* **AIM**: Report every line of the items below that contains the string "Present", matching case exactly.

▬▬▬

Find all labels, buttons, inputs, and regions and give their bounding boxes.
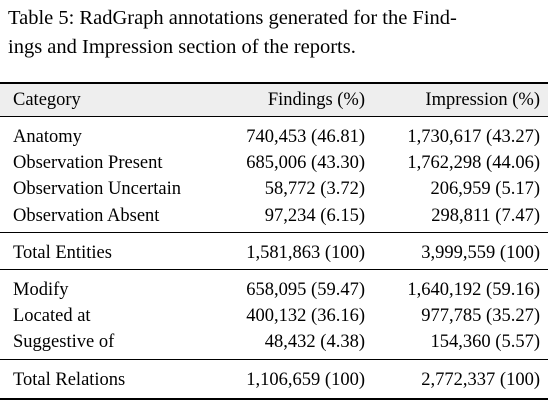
table-caption: Table 5: RadGraph annotations generated … xyxy=(8,4,540,62)
bottom-rule xyxy=(0,398,548,400)
row-category: Total Entities xyxy=(13,243,112,263)
section-rule xyxy=(0,359,548,360)
header-row: Category Findings (%) Impression (%) xyxy=(0,87,548,113)
row-impression: 1,730,617 (43.27) xyxy=(407,127,540,147)
row-findings: 1,581,863 (100) xyxy=(246,243,365,263)
row-category: Total Relations xyxy=(13,370,126,390)
table-row: Observation Uncertain 58,772 (3.72) 206,… xyxy=(0,176,548,202)
table-row: Observation Present 685,006 (43.30) 1,76… xyxy=(0,150,548,176)
caption-line-2: ings and Impression section of the repor… xyxy=(8,36,356,58)
row-findings: 97,234 (6.15) xyxy=(264,206,365,226)
top-rule xyxy=(0,82,548,84)
row-findings: 58,772 (3.72) xyxy=(264,179,365,199)
row-category: Anatomy xyxy=(13,127,82,147)
row-impression: 154,360 (5.57) xyxy=(430,332,540,352)
row-category: Located at xyxy=(13,306,91,326)
row-findings: 48,432 (4.38) xyxy=(264,332,365,352)
header-impression: Impression (%) xyxy=(425,90,540,110)
row-category: Observation Present xyxy=(13,153,163,173)
row-impression: 1,640,192 (59.16) xyxy=(407,280,540,300)
total-entities-row: Total Entities 1,581,863 (100) 3,999,559… xyxy=(0,240,548,266)
section-rule xyxy=(0,269,548,270)
caption-line-1: Table 5: RadGraph annotations generated … xyxy=(8,7,457,29)
row-findings: 685,006 (43.30) xyxy=(246,153,365,173)
row-findings: 400,132 (36.16) xyxy=(246,306,365,326)
row-category: Observation Uncertain xyxy=(13,179,181,199)
table-row: Located at 400,132 (36.16) 977,785 (35.2… xyxy=(0,303,548,329)
row-category: Suggestive of xyxy=(13,332,115,352)
row-findings: 740,453 (46.81) xyxy=(246,127,365,147)
table-row: Modify 658,095 (59.47) 1,640,192 (59.16) xyxy=(0,277,548,303)
header-findings: Findings (%) xyxy=(267,90,365,110)
header-category: Category xyxy=(13,90,81,110)
table-row: Suggestive of 48,432 (4.38) 154,360 (5.5… xyxy=(0,329,548,355)
row-category: Modify xyxy=(13,280,69,300)
total-relations-row: Total Relations 1,106,659 (100) 2,772,33… xyxy=(0,367,548,393)
row-category: Observation Absent xyxy=(13,206,160,226)
row-impression: 3,999,559 (100) xyxy=(421,243,540,263)
row-impression: 298,811 (7.47) xyxy=(431,206,540,226)
header-band xyxy=(0,84,548,116)
row-impression: 1,762,298 (44.06) xyxy=(407,153,540,173)
row-impression: 977,785 (35.27) xyxy=(421,306,540,326)
table-row: Anatomy 740,453 (46.81) 1,730,617 (43.27… xyxy=(0,124,548,150)
row-impression: 206,959 (5.17) xyxy=(430,179,540,199)
section-rule xyxy=(0,232,548,233)
row-findings: 658,095 (59.47) xyxy=(246,280,365,300)
header-rule xyxy=(0,116,548,117)
row-findings: 1,106,659 (100) xyxy=(246,370,365,390)
row-impression: 2,772,337 (100) xyxy=(421,370,540,390)
table-row: Observation Absent 97,234 (6.15) 298,811… xyxy=(0,203,548,229)
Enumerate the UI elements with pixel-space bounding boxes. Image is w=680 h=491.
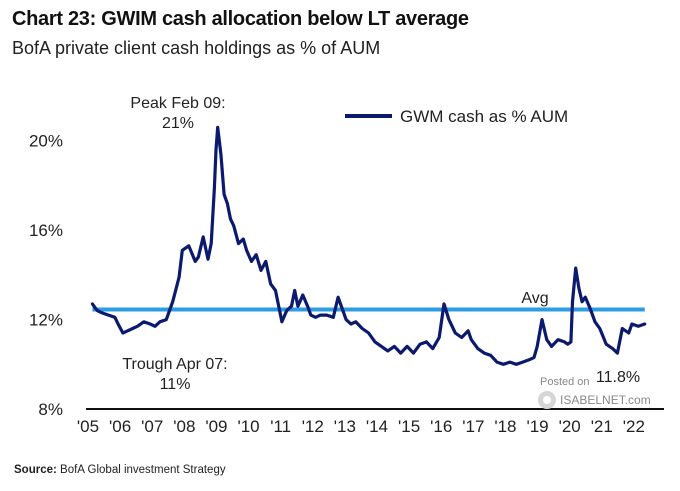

▬▬▬

* **RESPONSE FOR THIS EXERCISE**:
table-row: Observation Present 685,006 (43.30) 1,76… xyxy=(0,150,548,176)
row-category: Observation Present xyxy=(13,153,163,173)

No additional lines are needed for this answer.